Material for this task
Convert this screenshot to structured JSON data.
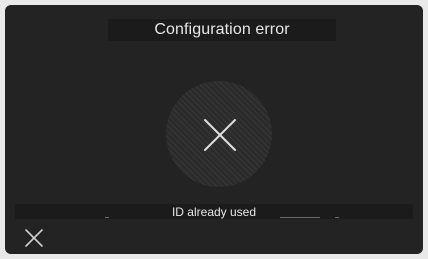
{
  "dialog": {
    "title": "Configuration error",
    "status_icon": "error-x-icon",
    "message": "ID already used"
  },
  "footer": {
    "close_icon": "close-icon"
  },
  "colors": {
    "background": "#232323",
    "text": "#e6e6e6",
    "icon": "#e0e0e0"
  }
}
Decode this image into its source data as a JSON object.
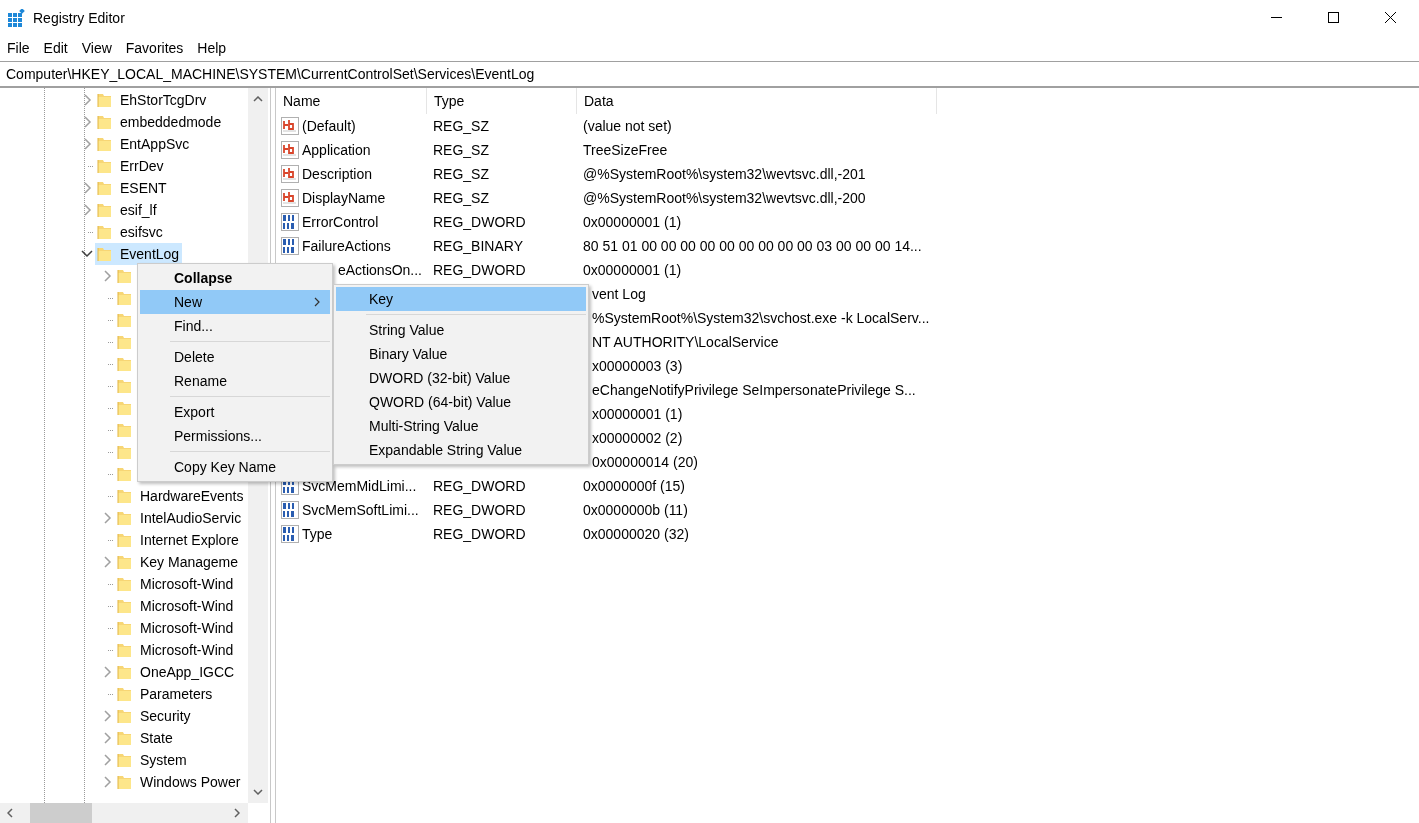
{
  "window": {
    "title": "Registry Editor"
  },
  "menu_bar": [
    "File",
    "Edit",
    "View",
    "Favorites",
    "Help"
  ],
  "address": "Computer\\HKEY_LOCAL_MACHINE\\SYSTEM\\CurrentControlSet\\Services\\EventLog",
  "tree": {
    "items": [
      {
        "label": "EhStorTcgDrv",
        "expandable": true,
        "expanded": false,
        "selected": false
      },
      {
        "label": "embeddedmode",
        "expandable": true,
        "expanded": false,
        "selected": false
      },
      {
        "label": "EntAppSvc",
        "expandable": true,
        "expanded": false,
        "selected": false
      },
      {
        "label": "ErrDev",
        "expandable": false,
        "selected": false
      },
      {
        "label": "ESENT",
        "expandable": true,
        "expanded": false,
        "selected": false
      },
      {
        "label": "esif_lf",
        "expandable": true,
        "expanded": false,
        "selected": false
      },
      {
        "label": "esifsvc",
        "expandable": false,
        "selected": false
      },
      {
        "label": "EventLog",
        "expandable": true,
        "expanded": true,
        "selected": true,
        "children": [
          {
            "expandable": true,
            "expanded": false,
            "selected": false
          },
          {
            "expandable": false,
            "selected": false
          },
          {
            "expandable": false,
            "selected": false
          },
          {
            "expandable": false,
            "selected": false
          },
          {
            "expandable": false,
            "selected": false
          },
          {
            "expandable": false,
            "selected": false
          },
          {
            "expandable": false,
            "selected": false
          },
          {
            "expandable": false,
            "selected": false
          },
          {
            "expandable": false,
            "selected": false
          },
          {
            "expandable": false,
            "selected": false
          },
          {
            "label": "HardwareEvents",
            "expandable": false,
            "selected": false
          },
          {
            "label": "IntelAudioServic",
            "expandable": true,
            "expanded": false,
            "selected": false
          },
          {
            "label": "Internet Explore",
            "expandable": false,
            "selected": false
          },
          {
            "label": "Key Manageme",
            "expandable": true,
            "expanded": false,
            "selected": false
          },
          {
            "label": "Microsoft-Wind",
            "expandable": false,
            "selected": false
          },
          {
            "label": "Microsoft-Wind",
            "expandable": false,
            "selected": false
          },
          {
            "label": "Microsoft-Wind",
            "expandable": false,
            "selected": false
          },
          {
            "label": "Microsoft-Wind",
            "expandable": false,
            "selected": false
          },
          {
            "label": "OneApp_IGCC",
            "expandable": true,
            "expanded": false,
            "selected": false
          },
          {
            "label": "Parameters",
            "expandable": false,
            "selected": false
          },
          {
            "label": "Security",
            "expandable": true,
            "expanded": false,
            "selected": false
          },
          {
            "label": "State",
            "expandable": true,
            "expanded": false,
            "selected": false
          },
          {
            "label": "System",
            "expandable": true,
            "expanded": false,
            "selected": false
          },
          {
            "label": "Windows Power",
            "expandable": true,
            "expanded": false,
            "selected": false
          }
        ]
      }
    ]
  },
  "values": {
    "columns": [
      "Name",
      "Type",
      "Data"
    ],
    "rows": [
      {
        "kind": "string",
        "name": "(Default)",
        "type": "REG_SZ",
        "data": "(value not set)"
      },
      {
        "kind": "string",
        "name": "Application",
        "type": "REG_SZ",
        "data": "TreeSizeFree"
      },
      {
        "kind": "string",
        "name": "Description",
        "type": "REG_SZ",
        "data": "@%SystemRoot%\\system32\\wevtsvc.dll,-201"
      },
      {
        "kind": "string",
        "name": "DisplayName",
        "type": "REG_SZ",
        "data": "@%SystemRoot%\\system32\\wevtsvc.dll,-200"
      },
      {
        "kind": "binary",
        "name": "ErrorControl",
        "type": "REG_DWORD",
        "data": "0x00000001 (1)"
      },
      {
        "kind": "binary",
        "name": "FailureActions",
        "type": "REG_BINARY",
        "data": "80 51 01 00 00 00 00 00 00 00 00 00 03 00 00 00 14..."
      },
      {
        "name": "eActionsOn...",
        "type": "REG_DWORD",
        "data": "0x00000001 (1)"
      },
      {
        "data": "vent Log"
      },
      {
        "data": "%SystemRoot%\\System32\\svchost.exe -k LocalServ..."
      },
      {
        "data": "NT AUTHORITY\\LocalService"
      },
      {
        "data": "x00000003 (3)"
      },
      {
        "data": "eChangeNotifyPrivilege SeImpersonatePrivilege S..."
      },
      {
        "data": "x00000001 (1)"
      },
      {
        "data": "x00000002 (2)"
      },
      {
        "data": "0x00000014 (20)"
      },
      {
        "kind": "binary",
        "name": "SvcMemMidLimi...",
        "type": "REG_DWORD",
        "data": "0x0000000f (15)"
      },
      {
        "kind": "binary",
        "name": "SvcMemSoftLimi...",
        "type": "REG_DWORD",
        "data": "0x0000000b (11)"
      },
      {
        "kind": "binary",
        "name": "Type",
        "type": "REG_DWORD",
        "data": "0x00000020 (32)"
      }
    ]
  },
  "context_menu": {
    "items": [
      {
        "kind": "default",
        "label": "Collapse",
        "selected": false
      },
      {
        "kind": "item",
        "label": "New",
        "selected": true,
        "has_submenu": true
      },
      {
        "kind": "item",
        "label": "Find...",
        "selected": false
      },
      {
        "kind": "separator"
      },
      {
        "kind": "item",
        "label": "Delete",
        "selected": false
      },
      {
        "kind": "item",
        "label": "Rename",
        "selected": false
      },
      {
        "kind": "separator"
      },
      {
        "kind": "item",
        "label": "Export",
        "selected": false
      },
      {
        "kind": "item",
        "label": "Permissions...",
        "selected": false
      },
      {
        "kind": "separator"
      },
      {
        "kind": "item",
        "label": "Copy Key Name",
        "selected": false
      }
    ]
  },
  "submenu": {
    "items": [
      {
        "kind": "item",
        "label": "Key",
        "selected": true
      },
      {
        "kind": "separator"
      },
      {
        "kind": "item",
        "label": "String Value",
        "selected": false
      },
      {
        "kind": "item",
        "label": "Binary Value",
        "selected": false
      },
      {
        "kind": "item",
        "label": "DWORD (32-bit) Value",
        "selected": false
      },
      {
        "kind": "item",
        "label": "QWORD (64-bit) Value",
        "selected": false
      },
      {
        "kind": "item",
        "label": "Multi-String Value",
        "selected": false
      },
      {
        "kind": "item",
        "label": "Expandable String Value",
        "selected": false
      }
    ]
  }
}
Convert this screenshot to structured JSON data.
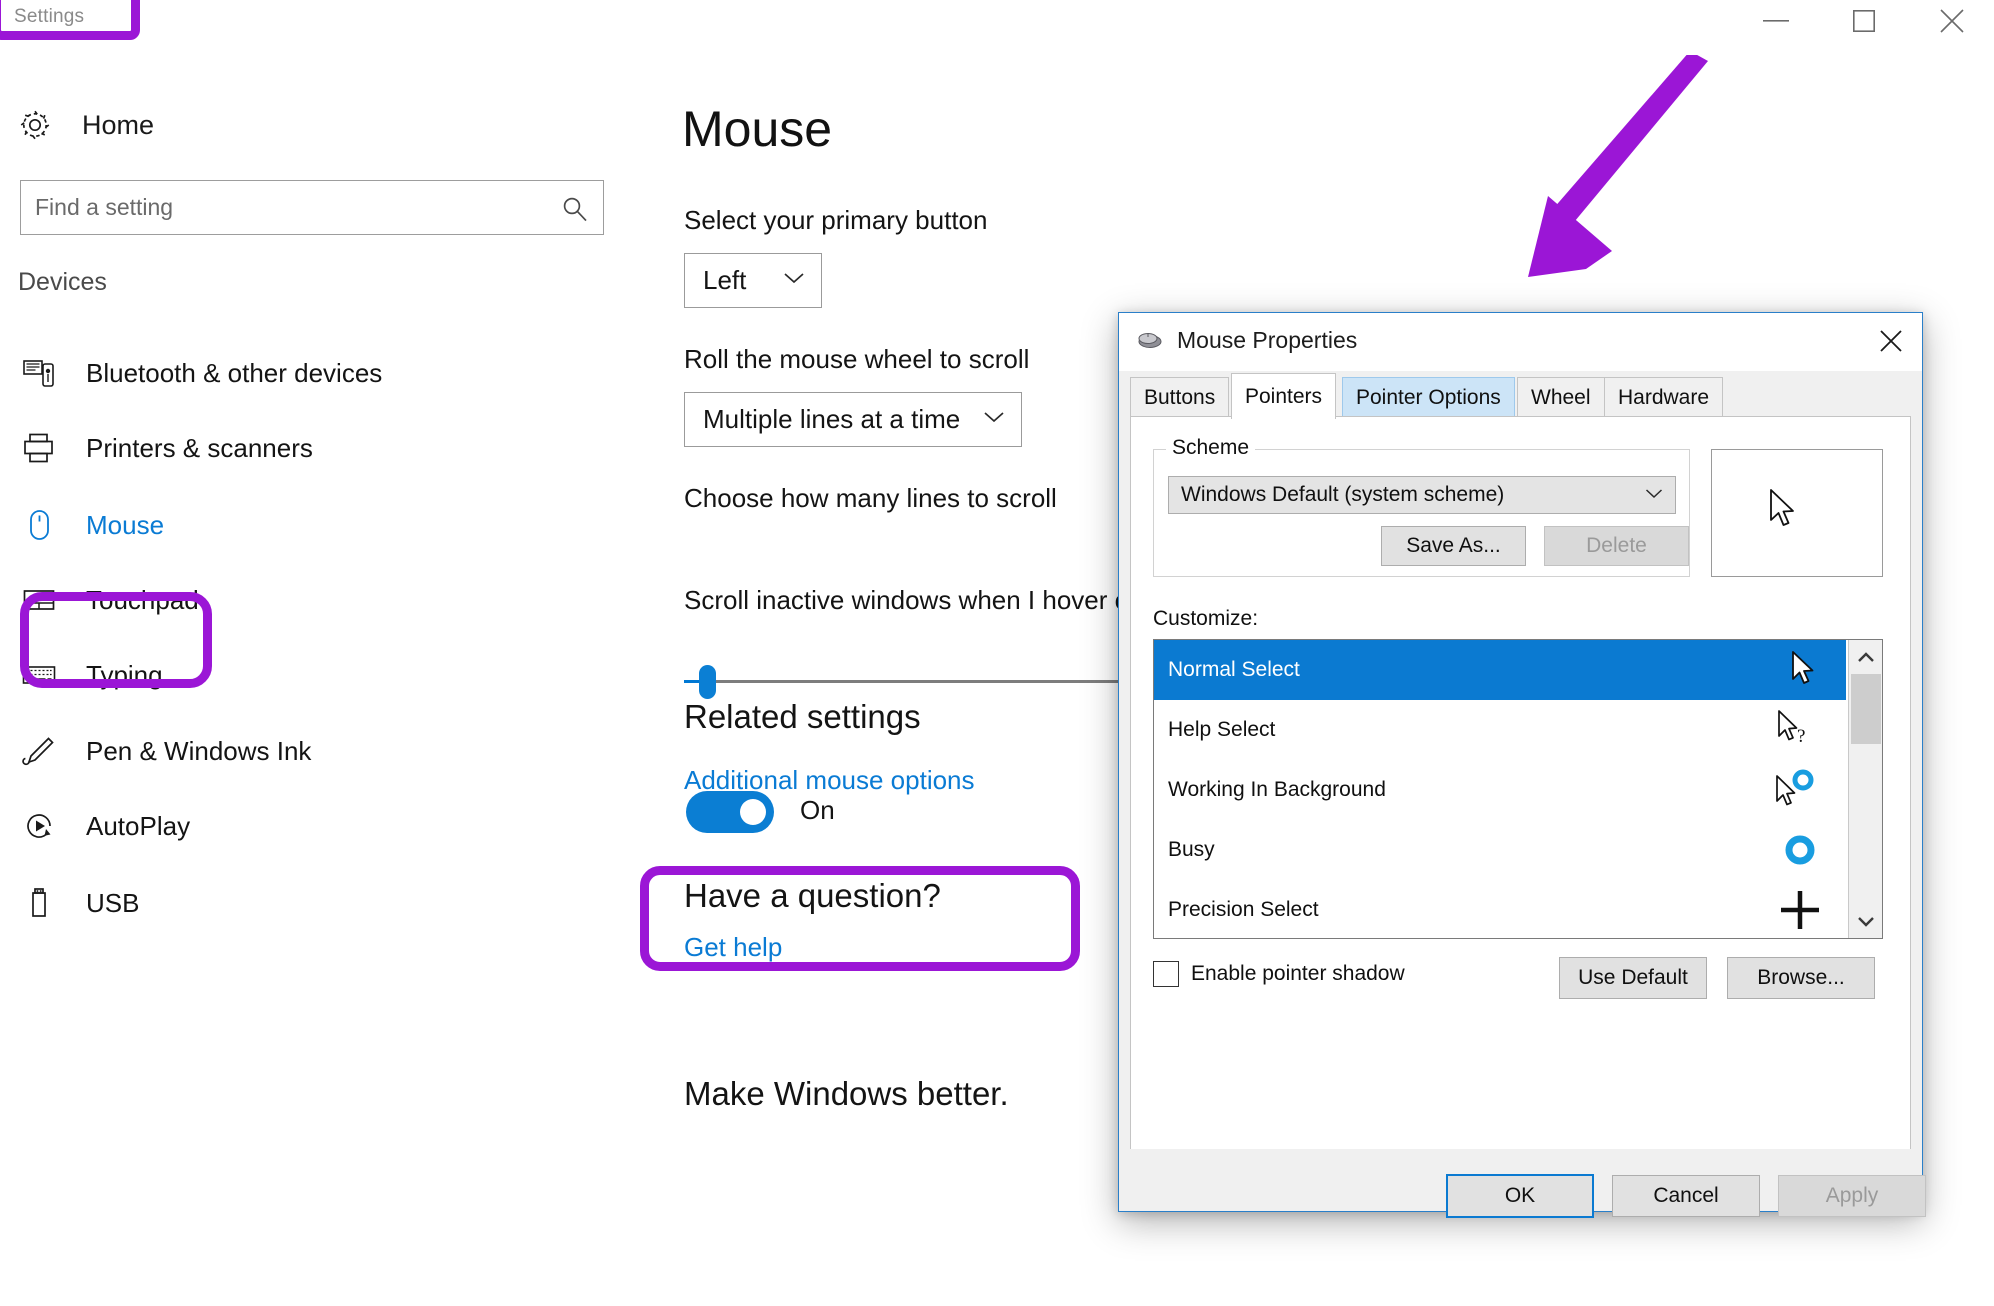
{
  "window": {
    "title": "Settings",
    "controls": {
      "minimize": "minimize-button",
      "maximize": "maximize-button",
      "close": "close-button"
    }
  },
  "sidebar": {
    "home_label": "Home",
    "search": {
      "placeholder": "Find a setting",
      "value": ""
    },
    "group_header": "Devices",
    "items": [
      {
        "label": "Bluetooth & other devices",
        "icon": "bluetooth-devices-icon",
        "active": false
      },
      {
        "label": "Printers & scanners",
        "icon": "printer-icon",
        "active": false
      },
      {
        "label": "Mouse",
        "icon": "mouse-icon",
        "active": true
      },
      {
        "label": "Touchpad",
        "icon": "touchpad-icon",
        "active": false
      },
      {
        "label": "Typing",
        "icon": "keyboard-icon",
        "active": false
      },
      {
        "label": "Pen & Windows Ink",
        "icon": "pen-icon",
        "active": false
      },
      {
        "label": "AutoPlay",
        "icon": "autoplay-icon",
        "active": false
      },
      {
        "label": "USB",
        "icon": "usb-icon",
        "active": false
      }
    ]
  },
  "main": {
    "page_title": "Mouse",
    "primary_button": {
      "label": "Select your primary button",
      "value": "Left"
    },
    "wheel_scroll": {
      "label": "Roll the mouse wheel to scroll",
      "value": "Multiple lines at a time"
    },
    "lines_to_scroll": {
      "label": "Choose how many lines to scroll"
    },
    "scroll_inactive": {
      "label": "Scroll inactive windows when I hover over them",
      "state": "On"
    },
    "related_settings": {
      "heading": "Related settings",
      "link": "Additional mouse options"
    },
    "question": {
      "heading": "Have a question?",
      "link": "Get help"
    },
    "feedback": {
      "heading": "Make Windows better."
    }
  },
  "dialog": {
    "title": "Mouse Properties",
    "icon": "mouse-icon",
    "close_label": "close-dialog",
    "tabs": [
      {
        "label": "Buttons",
        "state": "normal"
      },
      {
        "label": "Pointers",
        "state": "selected"
      },
      {
        "label": "Pointer Options",
        "state": "hover"
      },
      {
        "label": "Wheel",
        "state": "normal"
      },
      {
        "label": "Hardware",
        "state": "normal"
      }
    ],
    "scheme": {
      "legend": "Scheme",
      "value": "Windows Default (system scheme)",
      "save_as": "Save As...",
      "delete": "Delete"
    },
    "customize": {
      "label": "Customize:",
      "rows": [
        {
          "name": "Normal Select",
          "cursor": "arrow-cursor",
          "selected": true
        },
        {
          "name": "Help Select",
          "cursor": "arrow-question-cursor",
          "selected": false
        },
        {
          "name": "Working In Background",
          "cursor": "arrow-ring-cursor",
          "selected": false
        },
        {
          "name": "Busy",
          "cursor": "ring-cursor",
          "selected": false
        },
        {
          "name": "Precision Select",
          "cursor": "crosshair-cursor",
          "selected": false
        }
      ]
    },
    "enable_shadow": {
      "label": "Enable pointer shadow",
      "checked": false
    },
    "use_default": "Use Default",
    "browse": "Browse...",
    "ok": "OK",
    "cancel": "Cancel",
    "apply": "Apply"
  },
  "annotations": {
    "highlight_color": "#9b16d6",
    "arrow_color": "#9b16d6",
    "highlights": [
      "Settings",
      "Mouse",
      "Additional mouse options"
    ],
    "arrow_points_to": "Mouse Properties"
  },
  "colors": {
    "accent": "#0078d4",
    "link": "#0a7bd4",
    "selection": "#0b7ad1",
    "annotation": "#9b16d6"
  }
}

Task details
Count every line of the material above that holds the string "cursor", then state only the total.

Reply to the exercise
5